TASK GOAL:
Please transcribe the data that follows without the pictures, keeping every word the same.

— Start DATA RECORDS —

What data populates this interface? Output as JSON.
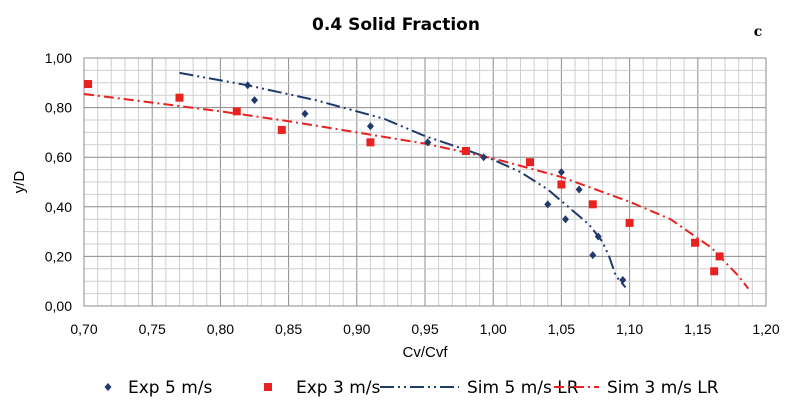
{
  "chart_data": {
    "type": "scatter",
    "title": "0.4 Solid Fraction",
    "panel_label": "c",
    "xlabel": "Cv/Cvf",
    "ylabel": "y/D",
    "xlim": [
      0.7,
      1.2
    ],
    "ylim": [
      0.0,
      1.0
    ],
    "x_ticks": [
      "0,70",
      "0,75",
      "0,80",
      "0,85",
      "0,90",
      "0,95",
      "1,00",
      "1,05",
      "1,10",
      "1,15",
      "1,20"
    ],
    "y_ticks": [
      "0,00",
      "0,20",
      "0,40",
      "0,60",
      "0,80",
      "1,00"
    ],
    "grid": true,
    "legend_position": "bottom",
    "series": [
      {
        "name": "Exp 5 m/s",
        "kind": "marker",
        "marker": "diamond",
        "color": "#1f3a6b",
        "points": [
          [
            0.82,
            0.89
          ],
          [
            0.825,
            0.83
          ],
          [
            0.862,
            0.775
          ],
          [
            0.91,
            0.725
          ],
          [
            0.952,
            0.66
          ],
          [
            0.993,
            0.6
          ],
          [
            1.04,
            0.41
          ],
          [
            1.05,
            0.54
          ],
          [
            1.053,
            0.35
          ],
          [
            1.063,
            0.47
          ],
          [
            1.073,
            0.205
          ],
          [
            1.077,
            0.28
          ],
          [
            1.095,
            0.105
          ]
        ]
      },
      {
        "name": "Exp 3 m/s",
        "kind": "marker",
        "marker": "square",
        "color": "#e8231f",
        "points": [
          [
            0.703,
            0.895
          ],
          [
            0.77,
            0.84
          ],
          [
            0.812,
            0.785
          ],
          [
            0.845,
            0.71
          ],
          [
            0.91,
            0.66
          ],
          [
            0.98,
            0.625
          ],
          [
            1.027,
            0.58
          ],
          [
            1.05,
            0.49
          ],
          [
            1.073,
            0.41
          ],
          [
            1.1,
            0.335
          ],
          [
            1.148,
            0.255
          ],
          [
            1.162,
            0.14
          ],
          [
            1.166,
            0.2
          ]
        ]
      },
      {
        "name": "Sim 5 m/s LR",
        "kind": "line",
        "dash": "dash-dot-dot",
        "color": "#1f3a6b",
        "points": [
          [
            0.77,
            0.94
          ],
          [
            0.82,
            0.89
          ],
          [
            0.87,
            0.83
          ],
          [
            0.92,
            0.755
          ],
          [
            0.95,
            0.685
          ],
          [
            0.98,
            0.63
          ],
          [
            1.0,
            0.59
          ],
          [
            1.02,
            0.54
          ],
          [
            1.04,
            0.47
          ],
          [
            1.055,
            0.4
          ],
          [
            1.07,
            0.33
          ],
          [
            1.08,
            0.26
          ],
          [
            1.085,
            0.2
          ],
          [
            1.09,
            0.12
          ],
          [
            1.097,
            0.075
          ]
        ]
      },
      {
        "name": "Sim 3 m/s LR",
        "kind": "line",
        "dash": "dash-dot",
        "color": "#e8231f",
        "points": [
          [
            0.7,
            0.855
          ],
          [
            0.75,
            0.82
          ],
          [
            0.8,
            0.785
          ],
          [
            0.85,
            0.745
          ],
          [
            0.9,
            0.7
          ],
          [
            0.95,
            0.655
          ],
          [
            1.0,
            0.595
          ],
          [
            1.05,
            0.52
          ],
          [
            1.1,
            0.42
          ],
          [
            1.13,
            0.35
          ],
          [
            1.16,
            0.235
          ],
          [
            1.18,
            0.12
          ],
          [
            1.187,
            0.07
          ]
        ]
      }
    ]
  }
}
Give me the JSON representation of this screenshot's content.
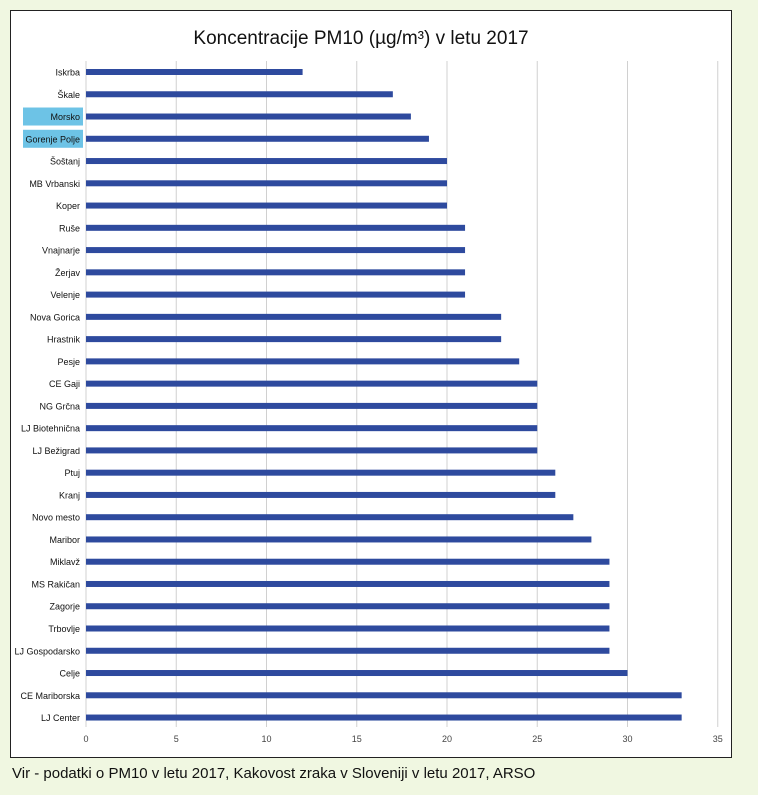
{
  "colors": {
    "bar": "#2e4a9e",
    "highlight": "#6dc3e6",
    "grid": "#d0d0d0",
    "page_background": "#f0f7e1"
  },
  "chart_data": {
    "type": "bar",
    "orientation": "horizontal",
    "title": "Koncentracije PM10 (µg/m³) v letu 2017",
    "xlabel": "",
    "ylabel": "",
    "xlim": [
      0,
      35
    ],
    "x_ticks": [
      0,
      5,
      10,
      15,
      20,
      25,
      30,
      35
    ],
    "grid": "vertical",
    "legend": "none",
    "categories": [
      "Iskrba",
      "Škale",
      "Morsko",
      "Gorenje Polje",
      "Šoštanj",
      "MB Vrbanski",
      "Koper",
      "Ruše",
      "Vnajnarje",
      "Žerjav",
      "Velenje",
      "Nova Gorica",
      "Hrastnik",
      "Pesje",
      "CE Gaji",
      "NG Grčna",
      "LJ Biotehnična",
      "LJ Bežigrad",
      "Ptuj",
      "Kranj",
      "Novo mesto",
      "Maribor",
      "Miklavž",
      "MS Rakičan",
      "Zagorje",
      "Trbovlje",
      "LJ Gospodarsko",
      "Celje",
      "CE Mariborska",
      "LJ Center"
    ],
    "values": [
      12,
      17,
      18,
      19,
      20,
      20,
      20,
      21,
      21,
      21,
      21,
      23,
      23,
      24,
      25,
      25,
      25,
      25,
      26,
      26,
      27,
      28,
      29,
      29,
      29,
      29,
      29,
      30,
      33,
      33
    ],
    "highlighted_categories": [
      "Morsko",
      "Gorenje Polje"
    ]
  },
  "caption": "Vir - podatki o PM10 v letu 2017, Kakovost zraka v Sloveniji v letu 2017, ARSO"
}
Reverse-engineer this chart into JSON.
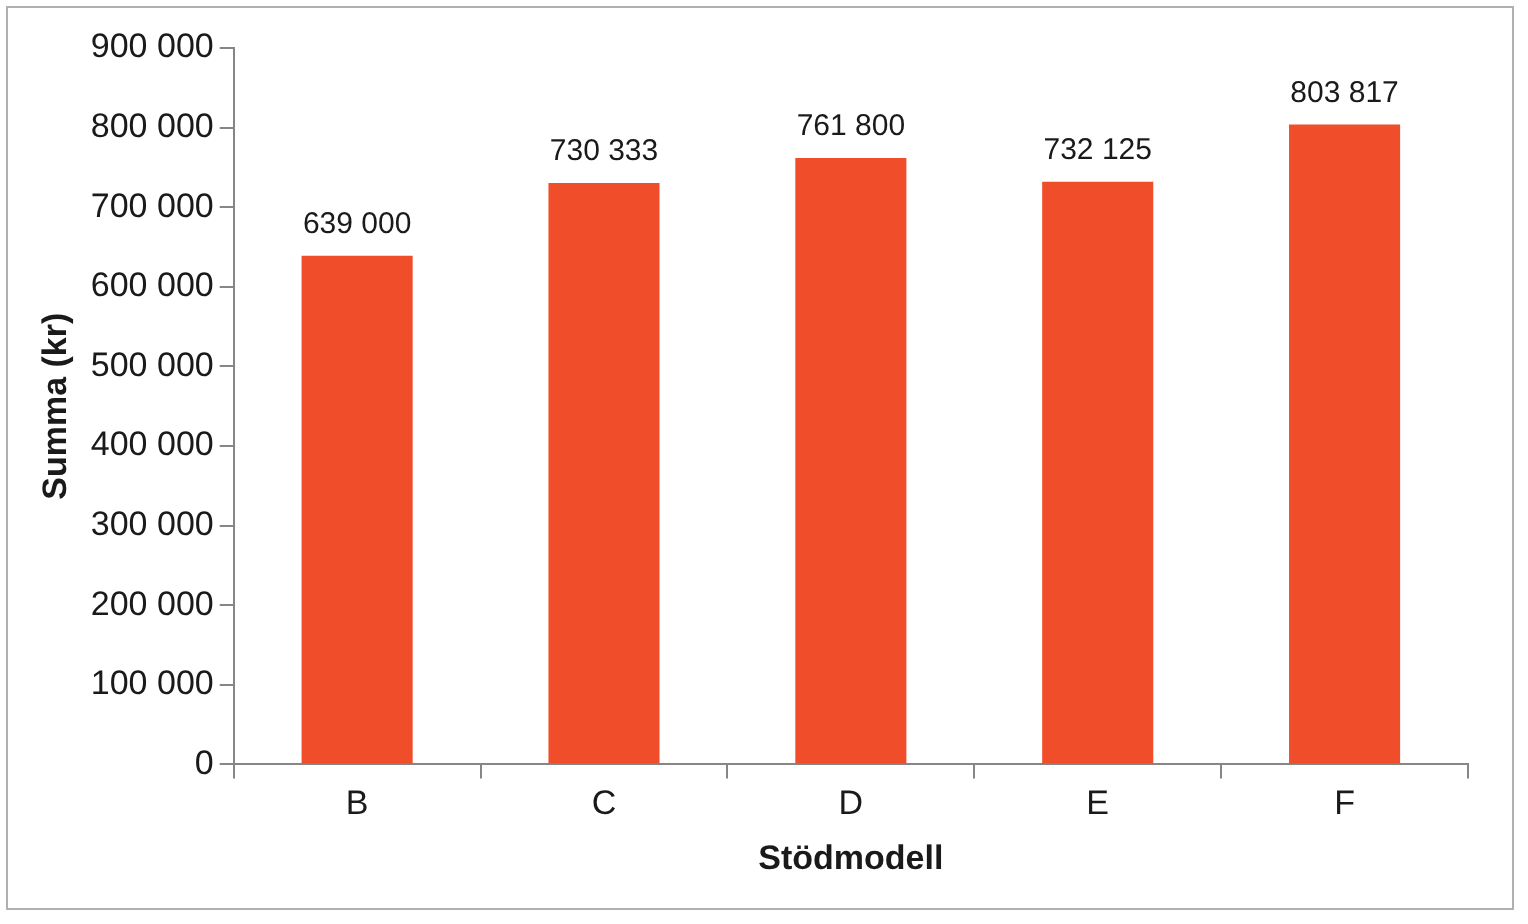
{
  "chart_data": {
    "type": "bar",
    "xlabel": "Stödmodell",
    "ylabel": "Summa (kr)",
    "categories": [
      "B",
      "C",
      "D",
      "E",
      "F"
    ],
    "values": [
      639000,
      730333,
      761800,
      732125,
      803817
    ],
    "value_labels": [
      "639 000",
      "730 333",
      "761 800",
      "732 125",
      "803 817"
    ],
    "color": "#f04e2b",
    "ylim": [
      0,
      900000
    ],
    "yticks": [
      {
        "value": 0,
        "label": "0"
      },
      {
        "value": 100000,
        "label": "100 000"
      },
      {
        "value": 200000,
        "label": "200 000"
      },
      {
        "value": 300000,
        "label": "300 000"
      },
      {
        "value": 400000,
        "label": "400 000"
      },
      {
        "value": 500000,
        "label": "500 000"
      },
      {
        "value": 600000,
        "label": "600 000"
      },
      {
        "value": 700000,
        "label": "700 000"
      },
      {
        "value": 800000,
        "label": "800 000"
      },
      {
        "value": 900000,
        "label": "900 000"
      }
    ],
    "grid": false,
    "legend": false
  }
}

— End DATA RECORDS —

SOLUTION:
What data populates this interface? Output as JSON.
{
  "chart_data": {
    "type": "scatter",
    "title": "0.4 Solid Fraction",
    "panel_label": "c",
    "xlabel": "Cv/Cvf",
    "ylabel": "y/D",
    "xlim": [
      0.7,
      1.2
    ],
    "ylim": [
      0.0,
      1.0
    ],
    "x_ticks": [
      "0,70",
      "0,75",
      "0,80",
      "0,85",
      "0,90",
      "0,95",
      "1,00",
      "1,05",
      "1,10",
      "1,15",
      "1,20"
    ],
    "y_ticks": [
      "0,00",
      "0,20",
      "0,40",
      "0,60",
      "0,80",
      "1,00"
    ],
    "grid": true,
    "legend_position": "bottom",
    "series": [
      {
        "name": "Exp 5 m/s",
        "kind": "marker",
        "marker": "diamond",
        "color": "#1f3a6b",
        "points": [
          [
            0.82,
            0.89
          ],
          [
            0.825,
            0.83
          ],
          [
            0.862,
            0.775
          ],
          [
            0.91,
            0.725
          ],
          [
            0.952,
            0.66
          ],
          [
            0.993,
            0.6
          ],
          [
            1.04,
            0.41
          ],
          [
            1.05,
            0.54
          ],
          [
            1.053,
            0.35
          ],
          [
            1.063,
            0.47
          ],
          [
            1.073,
            0.205
          ],
          [
            1.077,
            0.28
          ],
          [
            1.095,
            0.105
          ]
        ]
      },
      {
        "name": "Exp 3 m/s",
        "kind": "marker",
        "marker": "square",
        "color": "#e8231f",
        "points": [
          [
            0.703,
            0.895
          ],
          [
            0.77,
            0.84
          ],
          [
            0.812,
            0.785
          ],
          [
            0.845,
            0.71
          ],
          [
            0.91,
            0.66
          ],
          [
            0.98,
            0.625
          ],
          [
            1.027,
            0.58
          ],
          [
            1.05,
            0.49
          ],
          [
            1.073,
            0.41
          ],
          [
            1.1,
            0.335
          ],
          [
            1.148,
            0.255
          ],
          [
            1.162,
            0.14
          ],
          [
            1.166,
            0.2
          ]
        ]
      },
      {
        "name": "Sim 5 m/s LR",
        "kind": "line",
        "dash": "dash-dot-dot",
        "color": "#1f3a6b",
        "points": [
          [
            0.77,
            0.94
          ],
          [
            0.82,
            0.89
          ],
          [
            0.87,
            0.83
          ],
          [
            0.92,
            0.755
          ],
          [
            0.95,
            0.685
          ],
          [
            0.98,
            0.63
          ],
          [
            1.0,
            0.59
          ],
          [
            1.02,
            0.54
          ],
          [
            1.04,
            0.47
          ],
          [
            1.055,
            0.4
          ],
          [
            1.07,
            0.33
          ],
          [
            1.08,
            0.26
          ],
          [
            1.085,
            0.2
          ],
          [
            1.09,
            0.12
          ],
          [
            1.097,
            0.075
          ]
        ]
      },
      {
        "name": "Sim 3 m/s LR",
        "kind": "line",
        "dash": "dash-dot",
        "color": "#e8231f",
        "points": [
          [
            0.7,
            0.855
          ],
          [
            0.75,
            0.82
          ],
          [
            0.8,
            0.785
          ],
          [
            0.85,
            0.745
          ],
          [
            0.9,
            0.7
          ],
          [
            0.95,
            0.655
          ],
          [
            1.0,
            0.595
          ],
          [
            1.05,
            0.52
          ],
          [
            1.1,
            0.42
          ],
          [
            1.13,
            0.35
          ],
          [
            1.16,
            0.235
          ],
          [
            1.18,
            0.12
          ],
          [
            1.187,
            0.07
          ]
        ]
      }
    ]
  }
}
Give me the JSON representation of this screenshot's content.
{
  "colors": {
    "bar": "#2e4a9e",
    "highlight": "#6dc3e6",
    "grid": "#d0d0d0",
    "page_background": "#f0f7e1"
  },
  "chart_data": {
    "type": "bar",
    "orientation": "horizontal",
    "title": "Koncentracije PM10 (µg/m³) v letu 2017",
    "xlabel": "",
    "ylabel": "",
    "xlim": [
      0,
      35
    ],
    "x_ticks": [
      0,
      5,
      10,
      15,
      20,
      25,
      30,
      35
    ],
    "grid": "vertical",
    "legend": "none",
    "categories": [
      "Iskrba",
      "Škale",
      "Morsko",
      "Gorenje Polje",
      "Šoštanj",
      "MB Vrbanski",
      "Koper",
      "Ruše",
      "Vnajnarje",
      "Žerjav",
      "Velenje",
      "Nova Gorica",
      "Hrastnik",
      "Pesje",
      "CE Gaji",
      "NG Grčna",
      "LJ Biotehnična",
      "LJ Bežigrad",
      "Ptuj",
      "Kranj",
      "Novo mesto",
      "Maribor",
      "Miklavž",
      "MS Rakičan",
      "Zagorje",
      "Trbovlje",
      "LJ Gospodarsko",
      "Celje",
      "CE Mariborska",
      "LJ Center"
    ],
    "values": [
      12,
      17,
      18,
      19,
      20,
      20,
      20,
      21,
      21,
      21,
      21,
      23,
      23,
      24,
      25,
      25,
      25,
      25,
      26,
      26,
      27,
      28,
      29,
      29,
      29,
      29,
      29,
      30,
      33,
      33
    ],
    "highlighted_categories": [
      "Morsko",
      "Gorenje Polje"
    ]
  },
  "caption": "Vir - podatki o PM10 v letu 2017, Kakovost zraka v Sloveniji v letu 2017, ARSO"
}
Reverse-engineer this chart into JSON.
{
  "chart_data": {
    "type": "bar",
    "xlabel": "Stödmodell",
    "ylabel": "Summa (kr)",
    "categories": [
      "B",
      "C",
      "D",
      "E",
      "F"
    ],
    "values": [
      639000,
      730333,
      761800,
      732125,
      803817
    ],
    "value_labels": [
      "639 000",
      "730 333",
      "761 800",
      "732 125",
      "803 817"
    ],
    "color": "#f04e2b",
    "ylim": [
      0,
      900000
    ],
    "yticks": [
      {
        "value": 0,
        "label": "0"
      },
      {
        "value": 100000,
        "label": "100 000"
      },
      {
        "value": 200000,
        "label": "200 000"
      },
      {
        "value": 300000,
        "label": "300 000"
      },
      {
        "value": 400000,
        "label": "400 000"
      },
      {
        "value": 500000,
        "label": "500 000"
      },
      {
        "value": 600000,
        "label": "600 000"
      },
      {
        "value": 700000,
        "label": "700 000"
      },
      {
        "value": 800000,
        "label": "800 000"
      },
      {
        "value": 900000,
        "label": "900 000"
      }
    ],
    "grid": false,
    "legend": false
  }
}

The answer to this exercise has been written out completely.